*** Block opens ***

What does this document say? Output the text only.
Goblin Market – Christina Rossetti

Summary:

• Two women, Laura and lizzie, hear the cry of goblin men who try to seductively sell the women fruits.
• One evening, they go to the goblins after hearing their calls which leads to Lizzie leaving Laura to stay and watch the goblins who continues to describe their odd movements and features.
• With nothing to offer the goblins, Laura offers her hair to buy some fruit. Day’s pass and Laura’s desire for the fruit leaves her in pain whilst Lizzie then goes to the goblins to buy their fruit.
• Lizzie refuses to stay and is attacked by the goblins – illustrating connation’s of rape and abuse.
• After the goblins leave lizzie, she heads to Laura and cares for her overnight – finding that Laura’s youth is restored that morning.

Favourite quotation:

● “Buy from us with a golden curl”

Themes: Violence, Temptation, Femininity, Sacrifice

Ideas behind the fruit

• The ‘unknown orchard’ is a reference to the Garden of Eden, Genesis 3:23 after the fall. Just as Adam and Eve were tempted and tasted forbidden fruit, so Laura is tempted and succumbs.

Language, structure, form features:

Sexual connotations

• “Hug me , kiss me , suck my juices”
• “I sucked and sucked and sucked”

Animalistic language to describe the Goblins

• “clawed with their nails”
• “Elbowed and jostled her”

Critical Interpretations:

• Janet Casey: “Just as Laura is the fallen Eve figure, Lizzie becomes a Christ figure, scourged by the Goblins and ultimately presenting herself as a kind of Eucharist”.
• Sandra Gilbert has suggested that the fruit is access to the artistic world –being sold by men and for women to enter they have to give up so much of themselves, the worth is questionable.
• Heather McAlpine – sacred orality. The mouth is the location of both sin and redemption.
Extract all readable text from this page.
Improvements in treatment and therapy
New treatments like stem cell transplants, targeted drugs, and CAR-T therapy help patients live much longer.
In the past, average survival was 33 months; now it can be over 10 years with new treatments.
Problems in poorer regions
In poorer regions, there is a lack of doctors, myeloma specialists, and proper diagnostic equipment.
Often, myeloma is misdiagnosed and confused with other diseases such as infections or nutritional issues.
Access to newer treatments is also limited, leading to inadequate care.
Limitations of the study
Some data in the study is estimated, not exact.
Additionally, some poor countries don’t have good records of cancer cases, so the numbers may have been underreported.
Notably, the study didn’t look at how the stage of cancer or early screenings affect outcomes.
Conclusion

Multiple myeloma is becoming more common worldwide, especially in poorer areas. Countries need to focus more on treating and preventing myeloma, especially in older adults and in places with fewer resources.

*** Block closes ***

## [Your assignment]
Every record above must be repeated word for word.

## [Response]
What does this document say? Output the text only.
Goblin Market – Christina Rossetti

Summary:

• Two women, Laura and lizzie, hear the cry of goblin men who try to seductively sell the women fruits.
• One evening, they go to the goblins after hearing their calls which leads to Lizzie leaving Laura to stay and watch the goblins who continues to describe their odd movements and features.
• With nothing to offer the goblins, Laura offers her hair to buy some fruit. Day’s pass and Laura’s desire for the fruit leaves her in pain whilst Lizzie then goes to the goblins to buy their fruit.
• Lizzie refuses to stay and is attacked by the goblins – illustrating connation’s of rape and abuse.
• After the goblins leave lizzie, she heads to Laura and cares for her overnight – finding that Laura’s youth is restored that morning.

Favourite quotation:

● “Buy from us with a golden curl”

Themes: Violence, Temptation, Femininity, Sacrifice

Ideas behind the fruit

• The ‘unknown orchard’ is a reference to the Garden of Eden, Genesis 3:23 after the fall. Just as Adam and Eve were tempted and tasted forbidden fruit, so Laura is tempted and succumbs.

Language, structure, form features:

Sexual connotations

• “Hug me , kiss me , suck my juices”
• “I sucked and sucked and sucked”

Animalistic language to describe the Goblins

• “clawed with their nails”
• “Elbowed and jostled her”

Critical Interpretations:

• Janet Casey: “Just as Laura is the fallen Eve figure, Lizzie becomes a Christ figure, scourged by the Goblins and ultimately presenting herself as a kind of Eucharist”.
• Sandra Gilbert has suggested that the fruit is access to the artistic world –being sold by men and for women to enter they have to give up so much of themselves, the worth is questionable.
• Heather McAlpine – sacred orality. The mouth is the location of both sin and redemption.
Extract all readable text from this page.
Improvements in treatment and therapy
New treatments like stem cell transplants, targeted drugs, and CAR-T therapy help patients live much longer.
In the past, average survival was 33 months; now it can be over 10 years with new treatments.
Problems in poorer regions
In poorer regions, there is a lack of doctors, myeloma specialists, and proper diagnostic equipment.
Often, myeloma is misdiagnosed and confused with other diseases such as infections or nutritional issues.
Access to newer treatments is also limited, leading to inadequate care.
Limitations of the study
Some data in the study is estimated, not exact.
Additionally, some poor countries don’t have good records of cancer cases, so the numbers may have been underreported.
Notably, the study didn’t look at how the stage of cancer or early screenings affect outcomes.
Conclusion

Multiple myeloma is becoming more common worldwide, especially in poorer areas. Countries need to focus more on treating and preventing myeloma, especially in older adults and in places with fewer resources.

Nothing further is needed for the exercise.